## START

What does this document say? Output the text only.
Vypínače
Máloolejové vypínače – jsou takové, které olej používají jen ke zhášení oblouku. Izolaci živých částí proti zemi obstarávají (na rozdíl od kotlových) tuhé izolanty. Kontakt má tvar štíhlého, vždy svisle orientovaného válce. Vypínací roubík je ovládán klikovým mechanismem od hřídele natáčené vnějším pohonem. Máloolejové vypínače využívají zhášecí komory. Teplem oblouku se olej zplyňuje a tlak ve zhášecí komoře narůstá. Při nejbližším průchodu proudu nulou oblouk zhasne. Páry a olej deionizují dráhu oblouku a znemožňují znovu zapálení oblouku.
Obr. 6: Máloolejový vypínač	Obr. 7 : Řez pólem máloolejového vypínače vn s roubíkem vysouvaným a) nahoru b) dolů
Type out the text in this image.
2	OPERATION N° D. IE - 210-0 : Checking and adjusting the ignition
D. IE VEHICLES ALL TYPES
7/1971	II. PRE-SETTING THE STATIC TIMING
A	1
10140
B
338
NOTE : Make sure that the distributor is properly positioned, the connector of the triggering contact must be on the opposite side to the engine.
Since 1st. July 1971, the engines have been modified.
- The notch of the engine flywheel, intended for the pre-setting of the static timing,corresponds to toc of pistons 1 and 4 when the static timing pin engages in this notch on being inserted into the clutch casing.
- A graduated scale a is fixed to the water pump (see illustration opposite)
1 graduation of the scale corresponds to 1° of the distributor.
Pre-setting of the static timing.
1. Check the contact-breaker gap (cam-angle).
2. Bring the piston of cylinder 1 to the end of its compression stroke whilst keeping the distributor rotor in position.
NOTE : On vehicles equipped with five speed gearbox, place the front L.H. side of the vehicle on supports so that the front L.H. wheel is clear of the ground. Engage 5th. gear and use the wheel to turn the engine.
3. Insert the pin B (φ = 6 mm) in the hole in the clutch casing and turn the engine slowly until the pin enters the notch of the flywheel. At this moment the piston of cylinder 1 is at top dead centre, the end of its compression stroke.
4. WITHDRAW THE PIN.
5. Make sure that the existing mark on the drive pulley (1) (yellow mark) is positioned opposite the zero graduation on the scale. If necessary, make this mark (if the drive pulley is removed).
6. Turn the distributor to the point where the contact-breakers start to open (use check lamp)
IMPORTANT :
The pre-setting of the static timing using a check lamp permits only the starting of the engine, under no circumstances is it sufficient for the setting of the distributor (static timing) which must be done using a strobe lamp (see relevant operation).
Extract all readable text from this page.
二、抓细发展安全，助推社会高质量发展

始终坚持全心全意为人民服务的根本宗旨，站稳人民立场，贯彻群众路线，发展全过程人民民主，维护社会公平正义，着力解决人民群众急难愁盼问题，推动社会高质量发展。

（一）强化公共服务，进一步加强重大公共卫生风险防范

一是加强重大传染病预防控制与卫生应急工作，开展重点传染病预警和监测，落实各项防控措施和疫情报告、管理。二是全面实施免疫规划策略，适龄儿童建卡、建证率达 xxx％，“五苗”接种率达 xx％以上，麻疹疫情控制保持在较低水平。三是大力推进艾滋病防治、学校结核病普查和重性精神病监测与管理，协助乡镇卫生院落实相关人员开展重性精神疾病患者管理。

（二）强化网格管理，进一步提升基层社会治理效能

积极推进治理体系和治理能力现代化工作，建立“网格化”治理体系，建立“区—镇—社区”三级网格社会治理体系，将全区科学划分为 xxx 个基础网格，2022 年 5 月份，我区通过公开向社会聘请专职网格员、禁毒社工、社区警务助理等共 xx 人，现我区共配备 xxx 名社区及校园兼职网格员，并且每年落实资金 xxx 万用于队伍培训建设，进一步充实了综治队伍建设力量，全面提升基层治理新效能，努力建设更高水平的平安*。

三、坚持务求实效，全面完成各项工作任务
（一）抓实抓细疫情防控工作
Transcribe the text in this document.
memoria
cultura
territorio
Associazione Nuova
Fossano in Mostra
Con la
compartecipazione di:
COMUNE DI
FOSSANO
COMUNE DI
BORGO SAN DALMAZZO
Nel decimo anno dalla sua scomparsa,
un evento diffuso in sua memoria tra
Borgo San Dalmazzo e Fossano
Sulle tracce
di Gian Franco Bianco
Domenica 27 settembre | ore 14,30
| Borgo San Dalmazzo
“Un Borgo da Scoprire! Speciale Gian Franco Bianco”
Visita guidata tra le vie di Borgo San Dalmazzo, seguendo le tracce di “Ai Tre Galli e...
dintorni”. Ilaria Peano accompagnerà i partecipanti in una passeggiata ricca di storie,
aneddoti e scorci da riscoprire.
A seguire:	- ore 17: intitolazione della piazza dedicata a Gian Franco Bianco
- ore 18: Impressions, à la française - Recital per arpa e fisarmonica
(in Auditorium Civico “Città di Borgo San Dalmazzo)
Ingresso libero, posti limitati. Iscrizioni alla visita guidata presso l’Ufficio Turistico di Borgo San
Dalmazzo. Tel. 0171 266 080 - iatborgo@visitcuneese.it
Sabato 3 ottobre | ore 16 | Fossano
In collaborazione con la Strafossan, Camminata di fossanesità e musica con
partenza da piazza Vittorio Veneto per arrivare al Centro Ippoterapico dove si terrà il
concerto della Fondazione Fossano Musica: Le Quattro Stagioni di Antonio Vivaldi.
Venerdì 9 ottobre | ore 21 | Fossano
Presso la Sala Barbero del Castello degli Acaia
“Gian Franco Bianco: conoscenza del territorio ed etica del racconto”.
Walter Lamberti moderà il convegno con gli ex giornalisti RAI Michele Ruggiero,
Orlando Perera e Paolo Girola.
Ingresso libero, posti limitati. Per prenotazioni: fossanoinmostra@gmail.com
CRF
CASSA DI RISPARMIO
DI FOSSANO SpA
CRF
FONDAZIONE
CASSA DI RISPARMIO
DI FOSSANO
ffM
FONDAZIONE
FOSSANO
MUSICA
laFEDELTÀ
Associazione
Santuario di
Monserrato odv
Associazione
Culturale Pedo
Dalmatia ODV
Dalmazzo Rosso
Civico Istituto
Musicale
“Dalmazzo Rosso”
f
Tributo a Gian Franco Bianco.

## END

## [Challenge]
Repeat the listing in full, keeping every line exactly as it is.

## [Result of this exercise]
What does this document say? Output the text only.
Vypínače
Máloolejové vypínače – jsou takové, které olej používají jen ke zhášení oblouku. Izolaci živých částí proti zemi obstarávají (na rozdíl od kotlových) tuhé izolanty. Kontakt má tvar štíhlého, vždy svisle orientovaného válce. Vypínací roubík je ovládán klikovým mechanismem od hřídele natáčené vnějším pohonem. Máloolejové vypínače využívají zhášecí komory. Teplem oblouku se olej zplyňuje a tlak ve zhášecí komoře narůstá. Při nejbližším průchodu proudu nulou oblouk zhasne. Páry a olej deionizují dráhu oblouku a znemožňují znovu zapálení oblouku.
Obr. 6: Máloolejový vypínač	Obr. 7 : Řez pólem máloolejového vypínače vn s roubíkem vysouvaným a) nahoru b) dolů
Type out the text in this image.
2	OPERATION N° D. IE - 210-0 : Checking and adjusting the ignition
D. IE VEHICLES ALL TYPES
7/1971	II. PRE-SETTING THE STATIC TIMING
A	1
10140
B
338
NOTE : Make sure that the distributor is properly positioned, the connector of the triggering contact must be on the opposite side to the engine.
Since 1st. July 1971, the engines have been modified.
- The notch of the engine flywheel, intended for the pre-setting of the static timing,corresponds to toc of pistons 1 and 4 when the static timing pin engages in this notch on being inserted into the clutch casing.
- A graduated scale a is fixed to the water pump (see illustration opposite)
1 graduation of the scale corresponds to 1° of the distributor.
Pre-setting of the static timing.
1. Check the contact-breaker gap (cam-angle).
2. Bring the piston of cylinder 1 to the end of its compression stroke whilst keeping the distributor rotor in position.
NOTE : On vehicles equipped with five speed gearbox, place the front L.H. side of the vehicle on supports so that the front L.H. wheel is clear of the ground. Engage 5th. gear and use the wheel to turn the engine.
3. Insert the pin B (φ = 6 mm) in the hole in the clutch casing and turn the engine slowly until the pin enters the notch of the flywheel. At this moment the piston of cylinder 1 is at top dead centre, the end of its compression stroke.
4. WITHDRAW THE PIN.
5. Make sure that the existing mark on the drive pulley (1) (yellow mark) is positioned opposite the zero graduation on the scale. If necessary, make this mark (if the drive pulley is removed).
6. Turn the distributor to the point where the contact-breakers start to open (use check lamp)
IMPORTANT :
The pre-setting of the static timing using a check lamp permits only the starting of the engine, under no circumstances is it sufficient for the setting of the distributor (static timing) which must be done using a strobe lamp (see relevant operation).
Extract all readable text from this page.
二、抓细发展安全，助推社会高质量发展

始终坚持全心全意为人民服务的根本宗旨，站稳人民立场，贯彻群众路线，发展全过程人民民主，维护社会公平正义，着力解决人民群众急难愁盼问题，推动社会高质量发展。

（一）强化公共服务，进一步加强重大公共卫生风险防范

一是加强重大传染病预防控制与卫生应急工作，开展重点传染病预警和监测，落实各项防控措施和疫情报告、管理。二是全面实施免疫规划策略，适龄儿童建卡、建证率达 xxx％，“五苗”接种率达 xx％以上，麻疹疫情控制保持在较低水平。三是大力推进艾滋病防治、学校结核病普查和重性精神病监测与管理，协助乡镇卫生院落实相关人员开展重性精神疾病患者管理。

（二）强化网格管理，进一步提升基层社会治理效能

积极推进治理体系和治理能力现代化工作，建立“网格化”治理体系，建立“区—镇—社区”三级网格社会治理体系，将全区科学划分为 xxx 个基础网格，2022 年 5 月份，我区通过公开向社会聘请专职网格员、禁毒社工、社区警务助理等共 xx 人，现我区共配备 xxx 名社区及校园兼职网格员，并且每年落实资金 xxx 万用于队伍培训建设，进一步充实了综治队伍建设力量，全面提升基层治理新效能，努力建设更高水平的平安*。

三、坚持务求实效，全面完成各项工作任务
（一）抓实抓细疫情防控工作
Transcribe the text in this document.
memoria
cultura
territorio
Associazione Nuova
Fossano in Mostra
Con la
compartecipazione di:
COMUNE DI
FOSSANO
COMUNE DI
BORGO SAN DALMAZZO
Nel decimo anno dalla sua scomparsa,
un evento diffuso in sua memoria tra
Borgo San Dalmazzo e Fossano
Sulle tracce
di Gian Franco Bianco
Domenica 27 settembre | ore 14,30
| Borgo San Dalmazzo
“Un Borgo da Scoprire! Speciale Gian Franco Bianco”
Visita guidata tra le vie di Borgo San Dalmazzo, seguendo le tracce di “Ai Tre Galli e...
dintorni”. Ilaria Peano accompagnerà i partecipanti in una passeggiata ricca di storie,
aneddoti e scorci da riscoprire.
A seguire:	- ore 17: intitolazione della piazza dedicata a Gian Franco Bianco
- ore 18: Impressions, à la française - Recital per arpa e fisarmonica
(in Auditorium Civico “Città di Borgo San Dalmazzo)
Ingresso libero, posti limitati. Iscrizioni alla visita guidata presso l’Ufficio Turistico di Borgo San
Dalmazzo. Tel. 0171 266 080 - iatborgo@visitcuneese.it
Sabato 3 ottobre | ore 16 | Fossano
In collaborazione con la Strafossan, Camminata di fossanesità e musica con
partenza da piazza Vittorio Veneto per arrivare al Centro Ippoterapico dove si terrà il
concerto della Fondazione Fossano Musica: Le Quattro Stagioni di Antonio Vivaldi.
Venerdì 9 ottobre | ore 21 | Fossano
Presso la Sala Barbero del Castello degli Acaia
“Gian Franco Bianco: conoscenza del territorio ed etica del racconto”.
Walter Lamberti moderà il convegno con gli ex giornalisti RAI Michele Ruggiero,
Orlando Perera e Paolo Girola.
Ingresso libero, posti limitati. Per prenotazioni: fossanoinmostra@gmail.com
CRF
CASSA DI RISPARMIO
DI FOSSANO SpA
CRF
FONDAZIONE
CASSA DI RISPARMIO
DI FOSSANO
ffM
FONDAZIONE
FOSSANO
MUSICA
laFEDELTÀ
Associazione
Santuario di
Monserrato odv
Associazione
Culturale Pedo
Dalmatia ODV
Dalmazzo Rosso
Civico Istituto
Musicale
“Dalmazzo Rosso”
f
Tributo a Gian Franco Bianco.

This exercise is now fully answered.